┌─ Dataset entries
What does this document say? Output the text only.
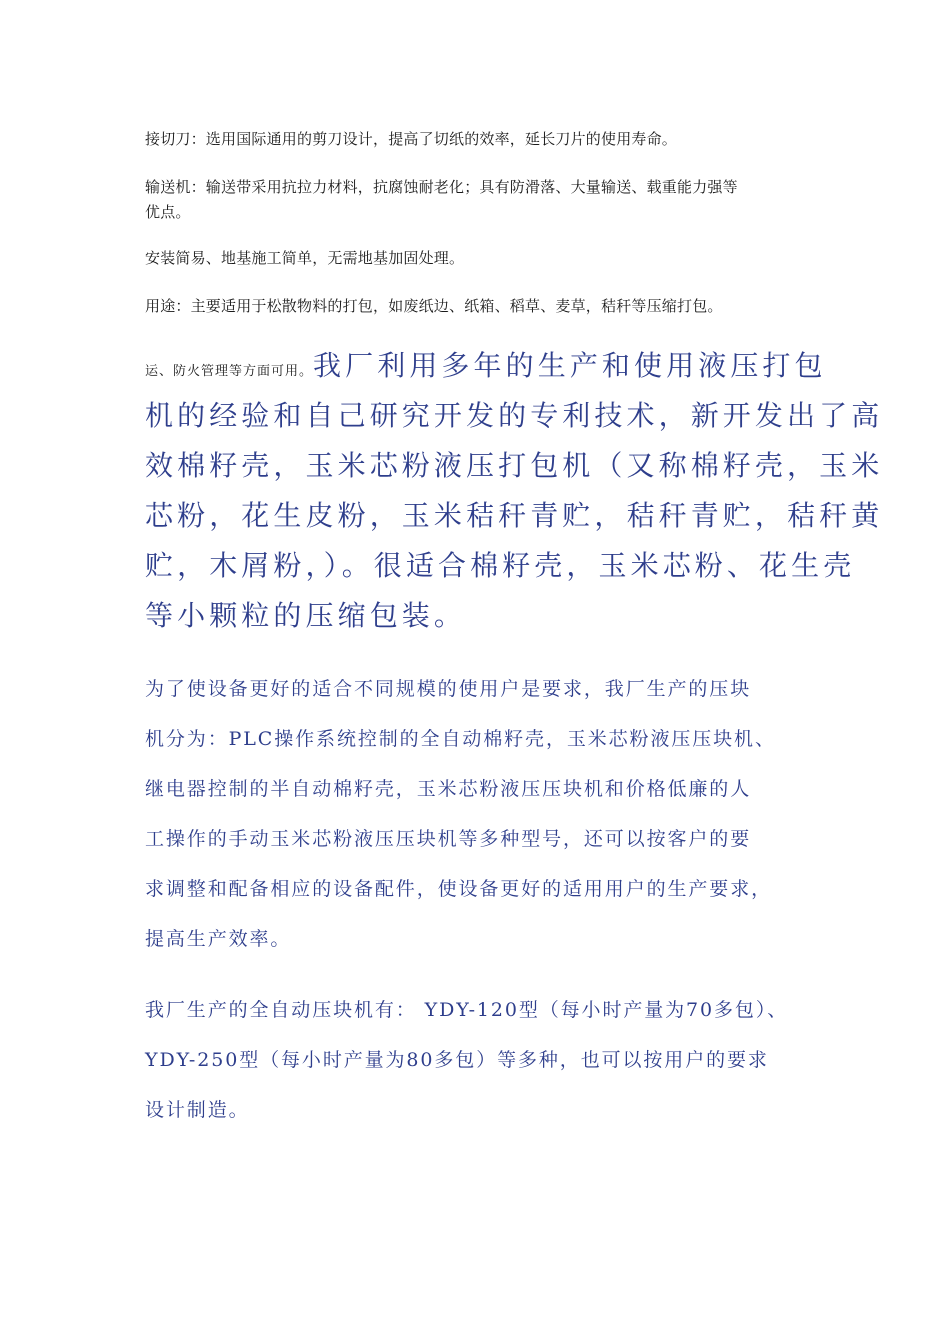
接切刀：选用国际通用的剪刀设计，提高了切纸的效率，延长刀片的使用寿命。

输送机：输送带采用抗拉力材料，抗腐蚀耐老化；具有防滑落、大量输送、载重能力强等

优点。

安装简易、地基施工简单，无需地基加固处理。

用途：主要适用于松散物料的打包，如废纸边、纸箱、稻草、麦草，秸秆等压缩打包。

运、防火管理等方面可用。我厂利用多年的生产和使用液压打包

机的经验和自己研究开发的专利技术，新开发出了高

效棉籽壳，玉米芯粉液压打包机（又称棉籽壳，玉米

芯粉，花生皮粉，玉米秸秆青贮，秸秆青贮，秸秆黄

贮，木屑粉，）。很适合棉籽壳，玉米芯粉、花生壳

等小颗粒的压缩包装。

为了使设备更好的适合不同规模的使用户是要求，我厂生产的压块

机分为：PLC操作系统控制的全自动棉籽壳，玉米芯粉液压压块机、

继电器控制的半自动棉籽壳，玉米芯粉液压压块机和价格低廉的人

工操作的手动玉米芯粉液压压块机等多种型号，还可以按客户的要

求调整和配备相应的设备配件，使设备更好的适用用户的生产要求，

提高生产效率。

我厂生产的全自动压块机有： YDY-120型（每小时产量为70多包）、

YDY-250型（每小时产量为80多包）等多种，也可以按用户的要求

设计制造。
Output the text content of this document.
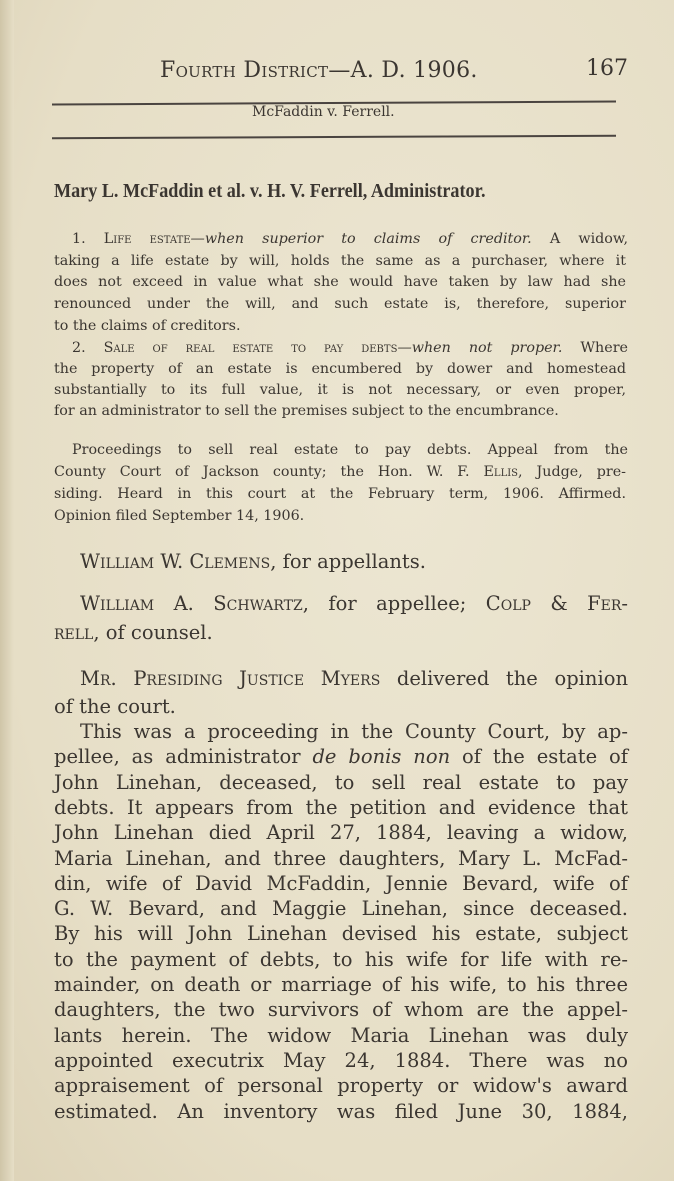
Fourth District—A. D. 1906.	167
McFaddin v. Ferrell.
Mary L. McFaddin et al. v. H. V. Ferrell, Administrator.
1. Life estate—when superior to claims of creditor. A widow,
taking a life estate by will, holds the same as a purchaser, where it
does not exceed in value what she would have taken by law had she
renounced under the will, and such estate is, therefore, superior
to the claims of creditors.
2. Sale of real estate to pay debts—when not proper. Where
the property of an estate is encumbered by dower and homestead
substantially to its full value, it is not necessary, or even proper,
for an administrator to sell the premises subject to the encumbrance.
Proceedings to sell real estate to pay debts. Appeal from the
County Court of Jackson county; the Hon. W. F. Ellis, Judge, pre-
siding. Heard in this court at the February term, 1906. Affirmed.
Opinion filed September 14, 1906.
William W. Clemens, for appellants.
William A. Schwartz, for appellee; Colp & Fer-
rell, of counsel.
Mr. Presiding Justice Myers delivered the opinion
of the court.
This was a proceeding in the County Court, by ap-
pellee, as administrator de bonis non of the estate of
John Linehan, deceased, to sell real estate to pay
debts. It appears from the petition and evidence that
John Linehan died April 27, 1884, leaving a widow,
Maria Linehan, and three daughters, Mary L. McFad-
din, wife of David McFaddin, Jennie Bevard, wife of
G. W. Bevard, and Maggie Linehan, since deceased.
By his will John Linehan devised his estate, subject
to the payment of debts, to his wife for life with re-
mainder, on death or marriage of his wife, to his three
daughters, the two survivors of whom are the appel-
lants herein. The widow Maria Linehan was duly
appointed executrix May 24, 1884. There was no
appraisement of personal property or widow's award
estimated. An inventory was filed June 30, 1884,
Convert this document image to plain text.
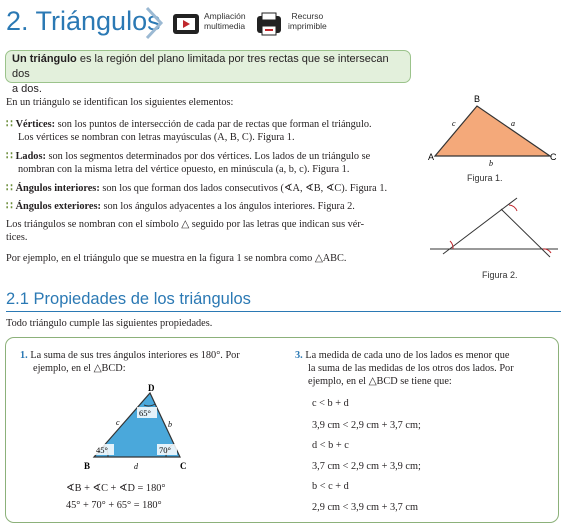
2. Triángulos	Ampliación
multimedia
Recurso
imprimible
Un triángulo es la región del plano limitada por tres rectas que se intersecan dos
a dos.
En un triángulo se identifican los siguientes elementos:
∷ Vértices: son los puntos de intersección de cada par de rectas que forman el triángulo.
Los vértices se nombran con letras mayúsculas (A, B, C). Figura 1.
∷ Lados: son los segmentos determinados por dos vértices. Los lados de un triángulo se
nombran con la misma letra del vértice opuesto, en minúscula (a, b, c). Figura 1.
∷ Ángulos interiores: son los que forman dos lados consecutivos (∢A, ∢B, ∢C). Figura 1.
∷ Ángulos exteriores: son los ángulos adyacentes a los ángulos interiores. Figura 2.
Los triángulos se nombran con el símbolo △ seguido por las letras que indican sus vér-
tices.
Por ejemplo, en el triángulo que se muestra en la figura 1 se nombra como △ABC.
A
B
C
a
b
c
Figura 1.
Figura 2.
2.1 Propiedades de los triángulos
Todo triángulo cumple las siguientes propiedades.
1. La suma de sus tres ángulos interiores es 180°. Por
ejemplo, en el △BCD:
D
B	C
c	b
d
65°
45°	70°
∢B + ∢C + ∢D = 180°
45° + 70° + 65° = 180°
3. La medida de cada uno de los lados es menor que
la suma de las medidas de los otros dos lados. Por
ejemplo, en el △BCD se tiene que:
c < b + d
3,9 cm < 2,9 cm + 3,7 cm;
d < b + c
3,7 cm < 2,9 cm + 3,9 cm;
b < c + d
2,9 cm < 3,9 cm + 3,7 cm
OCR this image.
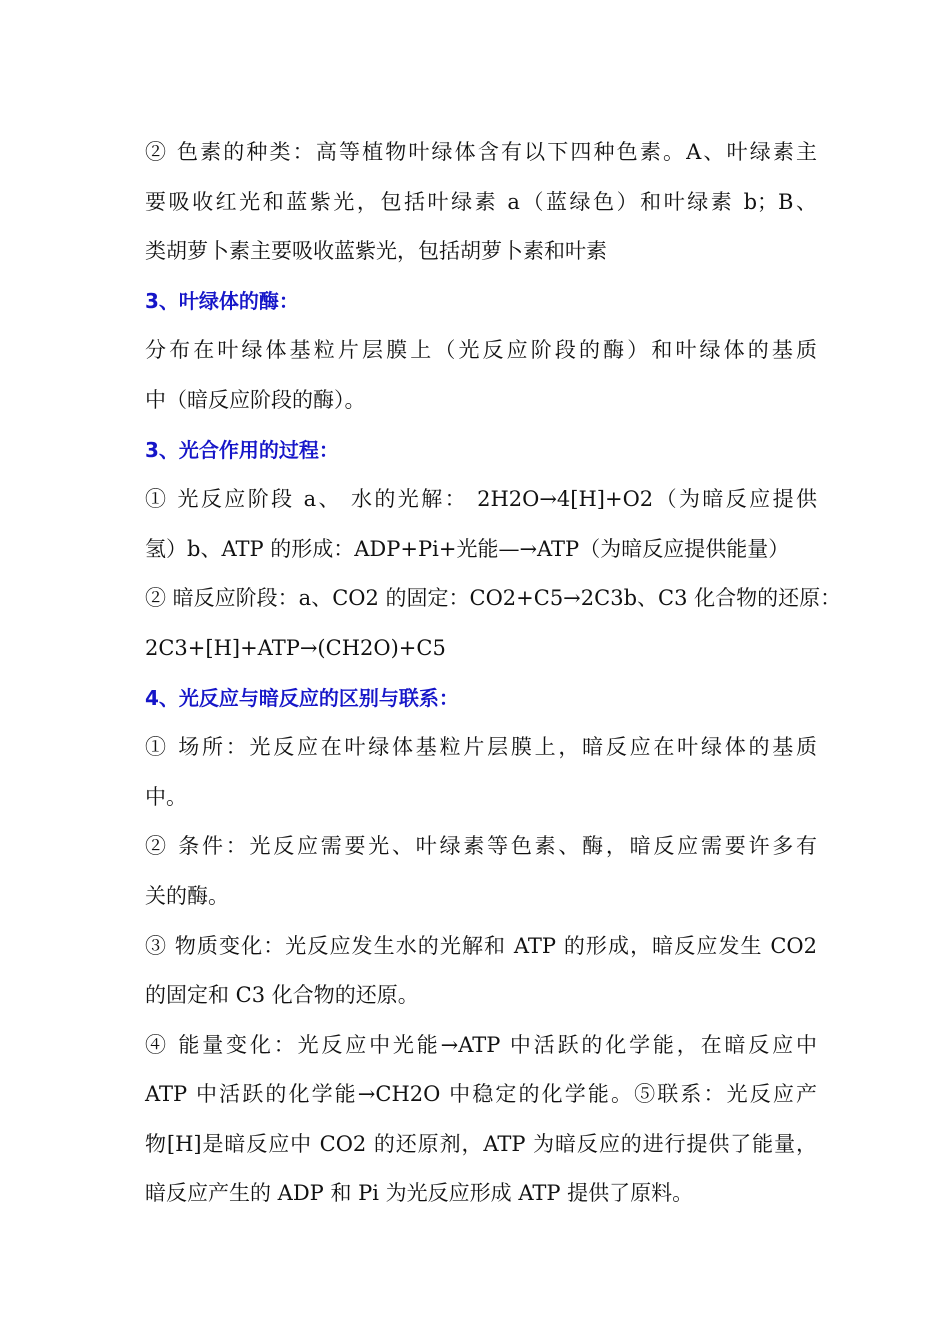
② 色素的种类：高等植物叶绿体含有以下四种色素。A、叶绿素主
要吸收红光和蓝紫光，包括叶绿素 a（蓝绿色）和叶绿素 b；B、
类胡萝卜素主要吸收蓝紫光，包括胡萝卜素和叶素
3、叶绿体的酶：
分布在叶绿体基粒片层膜上（光反应阶段的酶）和叶绿体的基质
中（暗反应阶段的酶）。
3、光合作用的过程：
① 光反应阶段 a、 水的光解： 2H2O→4[H]+O2（为暗反应提供
氢）b、ATP 的形成：ADP+Pi+光能—→ATP（为暗反应提供能量）
② 暗反应阶段：a、CO2 的固定：CO2+C5→2C3b、C3 化合物的还原：
2C3+[H]+ATP→(CH2O)+C5
4、光反应与暗反应的区别与联系：
① 场所：光反应在叶绿体基粒片层膜上，暗反应在叶绿体的基质
中。
② 条件：光反应需要光、叶绿素等色素、酶，暗反应需要许多有
关的酶。
③ 物质变化：光反应发生水的光解和 ATP 的形成，暗反应发生 CO2
的固定和 C3 化合物的还原。
④ 能量变化：光反应中光能→ATP 中活跃的化学能，在暗反应中
ATP 中活跃的化学能→CH2O 中稳定的化学能。⑤联系：光反应产
物[H]是暗反应中 CO2 的还原剂，ATP 为暗反应的进行提供了能量，
暗反应产生的 ADP 和 Pi 为光反应形成 ATP 提供了原料。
└─
### What the task requires
Each line in the data that holds the string "lados" should be found and copied.

### Result
∷ Lados: son los segmentos determinados por dos vértices. Los lados de un triángulo se
∷ Ángulos interiores: son los que forman dos lados consecutivos (∢A, ∢B, ∢C). Figura 1.
3. La medida de cada uno de los lados es menor que
la suma de las medidas de los otros dos lados. Por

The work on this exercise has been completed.